Instructions to follow
Omit all pictures. Copy the rest of the material exactly.

Material provided
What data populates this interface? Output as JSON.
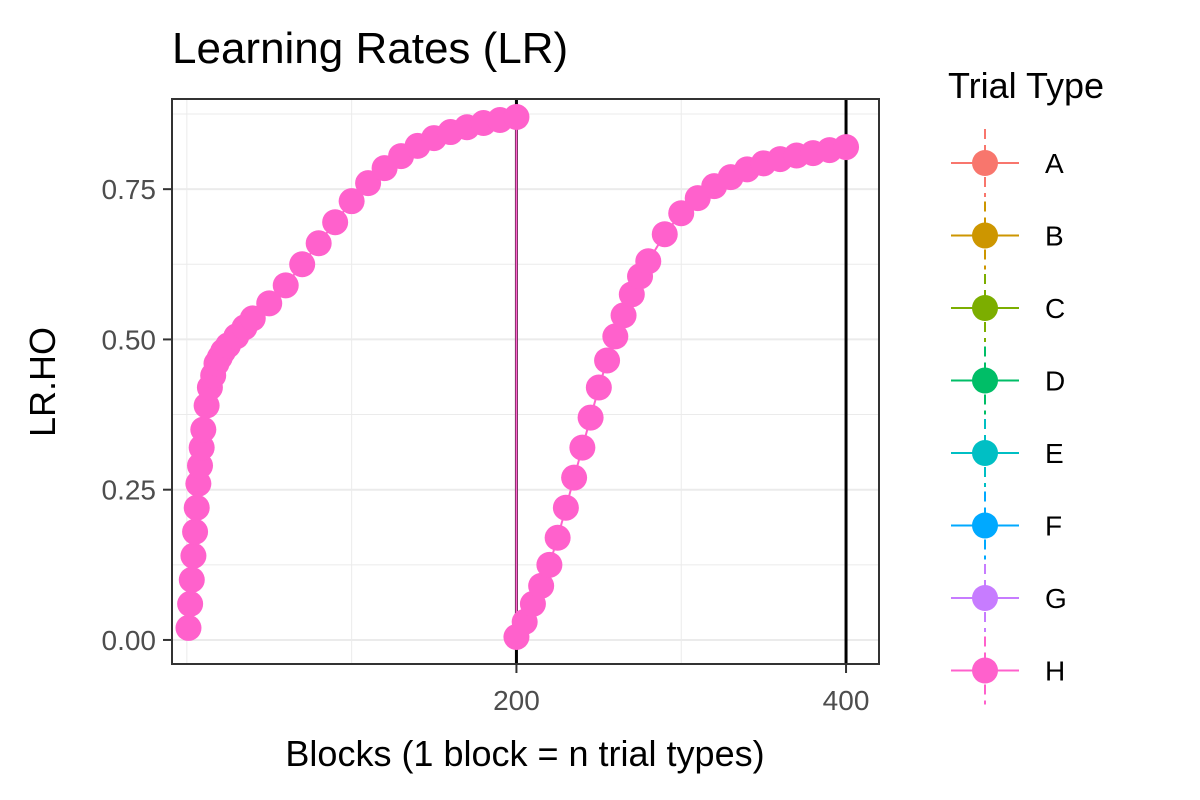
{
  "chart_data": {
    "type": "scatter",
    "title": "Learning Rates (LR)",
    "xlabel": "Blocks (1 block = n trial types)",
    "ylabel": "LR.HO",
    "xlim": [
      -9,
      420
    ],
    "ylim": [
      -0.04,
      0.9
    ],
    "xticks": [
      200,
      400
    ],
    "xtick_labels": [
      "200",
      "400"
    ],
    "yticks": [
      0,
      0.25,
      0.5,
      0.75
    ],
    "ytick_labels": [
      "0.00",
      "0.25",
      "0.50",
      "0.75"
    ],
    "grid": true,
    "vlines": [
      200,
      400
    ],
    "legend": {
      "title": "Trial Type",
      "position": "right",
      "entries": [
        {
          "label": "A",
          "color": "#F8766D"
        },
        {
          "label": "B",
          "color": "#CD9600"
        },
        {
          "label": "C",
          "color": "#7CAE00"
        },
        {
          "label": "D",
          "color": "#00BE67"
        },
        {
          "label": "E",
          "color": "#00BFC4"
        },
        {
          "label": "F",
          "color": "#00A9FF"
        },
        {
          "label": "G",
          "color": "#C77CFF"
        },
        {
          "label": "H",
          "color": "#FF61CC"
        }
      ]
    },
    "series": [
      {
        "name": "H",
        "color": "#FF61CC",
        "x": [
          1,
          2,
          3,
          4,
          5,
          6,
          7,
          8,
          9,
          10,
          12,
          14,
          16,
          18,
          20,
          22,
          25,
          30,
          35,
          40,
          50,
          60,
          70,
          80,
          90,
          100,
          110,
          120,
          130,
          140,
          150,
          160,
          170,
          180,
          190,
          200
        ],
        "y": [
          0.02,
          0.06,
          0.1,
          0.14,
          0.18,
          0.22,
          0.26,
          0.29,
          0.32,
          0.35,
          0.39,
          0.42,
          0.44,
          0.46,
          0.47,
          0.48,
          0.49,
          0.505,
          0.52,
          0.535,
          0.56,
          0.59,
          0.625,
          0.66,
          0.695,
          0.73,
          0.76,
          0.785,
          0.805,
          0.822,
          0.835,
          0.845,
          0.853,
          0.86,
          0.865,
          0.87
        ]
      },
      {
        "name": "H",
        "color": "#FF61CC",
        "x": [
          200,
          205,
          210,
          215,
          220,
          225,
          230,
          235,
          240,
          245,
          250,
          255,
          260,
          265,
          270,
          275,
          280,
          290,
          300,
          310,
          320,
          330,
          340,
          350,
          360,
          370,
          380,
          390,
          400
        ],
        "y": [
          0.005,
          0.03,
          0.06,
          0.09,
          0.125,
          0.17,
          0.22,
          0.27,
          0.32,
          0.37,
          0.42,
          0.465,
          0.505,
          0.54,
          0.575,
          0.605,
          0.63,
          0.675,
          0.71,
          0.735,
          0.755,
          0.77,
          0.783,
          0.793,
          0.8,
          0.806,
          0.81,
          0.815,
          0.82
        ]
      }
    ]
  }
}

Response
What data populates this interface? Output as JSON.
{
  "chart_data": {
    "type": "scatter",
    "title": "Learning Rates (LR)",
    "xlabel": "Blocks (1 block = n trial types)",
    "ylabel": "LR.HO",
    "xlim": [
      -9,
      420
    ],
    "ylim": [
      -0.04,
      0.9
    ],
    "xticks": [
      200,
      400
    ],
    "xtick_labels": [
      "200",
      "400"
    ],
    "yticks": [
      0,
      0.25,
      0.5,
      0.75
    ],
    "ytick_labels": [
      "0.00",
      "0.25",
      "0.50",
      "0.75"
    ],
    "grid": true,
    "vlines": [
      200,
      400
    ],
    "legend": {
      "title": "Trial Type",
      "position": "right",
      "entries": [
        {
          "label": "A",
          "color": "#F8766D"
        },
        {
          "label": "B",
          "color": "#CD9600"
        },
        {
          "label": "C",
          "color": "#7CAE00"
        },
        {
          "label": "D",
          "color": "#00BE67"
        },
        {
          "label": "E",
          "color": "#00BFC4"
        },
        {
          "label": "F",
          "color": "#00A9FF"
        },
        {
          "label": "G",
          "color": "#C77CFF"
        },
        {
          "label": "H",
          "color": "#FF61CC"
        }
      ]
    },
    "series": [
      {
        "name": "H",
        "color": "#FF61CC",
        "x": [
          1,
          2,
          3,
          4,
          5,
          6,
          7,
          8,
          9,
          10,
          12,
          14,
          16,
          18,
          20,
          22,
          25,
          30,
          35,
          40,
          50,
          60,
          70,
          80,
          90,
          100,
          110,
          120,
          130,
          140,
          150,
          160,
          170,
          180,
          190,
          200
        ],
        "y": [
          0.02,
          0.06,
          0.1,
          0.14,
          0.18,
          0.22,
          0.26,
          0.29,
          0.32,
          0.35,
          0.39,
          0.42,
          0.44,
          0.46,
          0.47,
          0.48,
          0.49,
          0.505,
          0.52,
          0.535,
          0.56,
          0.59,
          0.625,
          0.66,
          0.695,
          0.73,
          0.76,
          0.785,
          0.805,
          0.822,
          0.835,
          0.845,
          0.853,
          0.86,
          0.865,
          0.87
        ]
      },
      {
        "name": "H",
        "color": "#FF61CC",
        "x": [
          200,
          205,
          210,
          215,
          220,
          225,
          230,
          235,
          240,
          245,
          250,
          255,
          260,
          265,
          270,
          275,
          280,
          290,
          300,
          310,
          320,
          330,
          340,
          350,
          360,
          370,
          380,
          390,
          400
        ],
        "y": [
          0.005,
          0.03,
          0.06,
          0.09,
          0.125,
          0.17,
          0.22,
          0.27,
          0.32,
          0.37,
          0.42,
          0.465,
          0.505,
          0.54,
          0.575,
          0.605,
          0.63,
          0.675,
          0.71,
          0.735,
          0.755,
          0.77,
          0.783,
          0.793,
          0.8,
          0.806,
          0.81,
          0.815,
          0.82
        ]
      }
    ]
  }
}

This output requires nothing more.